(Dataset excerpts)
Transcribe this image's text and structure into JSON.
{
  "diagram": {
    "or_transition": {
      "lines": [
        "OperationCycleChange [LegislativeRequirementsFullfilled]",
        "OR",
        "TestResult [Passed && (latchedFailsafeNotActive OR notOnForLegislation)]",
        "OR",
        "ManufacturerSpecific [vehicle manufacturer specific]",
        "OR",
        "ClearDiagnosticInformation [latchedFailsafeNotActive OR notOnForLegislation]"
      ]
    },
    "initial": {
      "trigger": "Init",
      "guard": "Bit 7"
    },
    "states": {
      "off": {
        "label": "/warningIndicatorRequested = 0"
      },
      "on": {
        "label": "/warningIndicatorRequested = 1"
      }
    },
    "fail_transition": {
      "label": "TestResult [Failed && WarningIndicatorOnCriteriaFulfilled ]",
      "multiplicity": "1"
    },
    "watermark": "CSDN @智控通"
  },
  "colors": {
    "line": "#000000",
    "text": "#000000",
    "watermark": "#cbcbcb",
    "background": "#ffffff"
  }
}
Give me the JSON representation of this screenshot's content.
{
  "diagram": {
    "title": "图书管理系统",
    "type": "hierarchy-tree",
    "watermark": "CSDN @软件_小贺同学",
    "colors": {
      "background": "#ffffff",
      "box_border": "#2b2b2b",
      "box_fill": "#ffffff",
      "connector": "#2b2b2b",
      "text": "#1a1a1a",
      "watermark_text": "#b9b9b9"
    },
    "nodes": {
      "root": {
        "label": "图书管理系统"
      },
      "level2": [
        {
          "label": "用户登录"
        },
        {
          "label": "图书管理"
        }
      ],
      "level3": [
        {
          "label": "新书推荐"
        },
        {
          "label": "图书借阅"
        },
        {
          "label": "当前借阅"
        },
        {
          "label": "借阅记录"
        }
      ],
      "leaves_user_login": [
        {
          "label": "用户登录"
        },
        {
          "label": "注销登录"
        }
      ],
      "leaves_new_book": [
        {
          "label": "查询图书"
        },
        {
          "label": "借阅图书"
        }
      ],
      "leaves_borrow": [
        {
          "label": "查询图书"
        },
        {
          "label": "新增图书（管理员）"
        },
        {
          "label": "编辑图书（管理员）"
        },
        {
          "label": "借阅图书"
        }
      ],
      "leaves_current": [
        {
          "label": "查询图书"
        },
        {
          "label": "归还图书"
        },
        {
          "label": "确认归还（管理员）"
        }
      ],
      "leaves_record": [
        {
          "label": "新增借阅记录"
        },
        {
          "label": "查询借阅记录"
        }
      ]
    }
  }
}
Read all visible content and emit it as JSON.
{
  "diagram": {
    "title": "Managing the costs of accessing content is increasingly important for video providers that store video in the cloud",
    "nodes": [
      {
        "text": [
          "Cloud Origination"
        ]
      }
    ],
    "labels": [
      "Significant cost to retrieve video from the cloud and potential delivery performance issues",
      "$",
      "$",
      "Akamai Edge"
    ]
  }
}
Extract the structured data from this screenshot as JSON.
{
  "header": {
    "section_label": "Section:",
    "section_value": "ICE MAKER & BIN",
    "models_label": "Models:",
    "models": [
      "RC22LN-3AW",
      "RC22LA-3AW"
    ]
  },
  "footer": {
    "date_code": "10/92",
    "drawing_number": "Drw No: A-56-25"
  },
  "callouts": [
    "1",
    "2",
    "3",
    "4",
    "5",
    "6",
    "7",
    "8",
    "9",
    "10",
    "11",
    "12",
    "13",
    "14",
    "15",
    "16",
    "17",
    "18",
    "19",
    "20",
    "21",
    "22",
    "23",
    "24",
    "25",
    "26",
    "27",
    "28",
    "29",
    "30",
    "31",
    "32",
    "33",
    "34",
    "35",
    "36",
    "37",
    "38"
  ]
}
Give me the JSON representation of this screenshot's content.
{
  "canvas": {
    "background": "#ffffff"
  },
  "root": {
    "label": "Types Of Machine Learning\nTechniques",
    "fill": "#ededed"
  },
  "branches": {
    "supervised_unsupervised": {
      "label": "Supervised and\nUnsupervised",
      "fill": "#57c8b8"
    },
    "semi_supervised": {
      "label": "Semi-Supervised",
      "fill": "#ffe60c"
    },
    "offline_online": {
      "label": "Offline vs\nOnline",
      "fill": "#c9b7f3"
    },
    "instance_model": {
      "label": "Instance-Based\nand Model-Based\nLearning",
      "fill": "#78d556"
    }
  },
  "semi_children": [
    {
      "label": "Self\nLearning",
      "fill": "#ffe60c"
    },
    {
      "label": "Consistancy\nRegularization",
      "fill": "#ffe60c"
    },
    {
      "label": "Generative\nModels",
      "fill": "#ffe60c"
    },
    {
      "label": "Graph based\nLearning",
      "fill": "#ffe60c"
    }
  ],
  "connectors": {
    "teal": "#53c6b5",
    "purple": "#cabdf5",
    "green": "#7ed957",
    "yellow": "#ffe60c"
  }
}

(Exercise requirements)
Lines that hold "JSON" are the ones to copy; find all of them.

(Answer below)
Transcribe this image's text and structure into JSON.
Give me the JSON representation of this screenshot's content.
Read all visible content and emit it as JSON.
Extract the structured data from this screenshot as JSON.
Give me the JSON representation of this screenshot's content.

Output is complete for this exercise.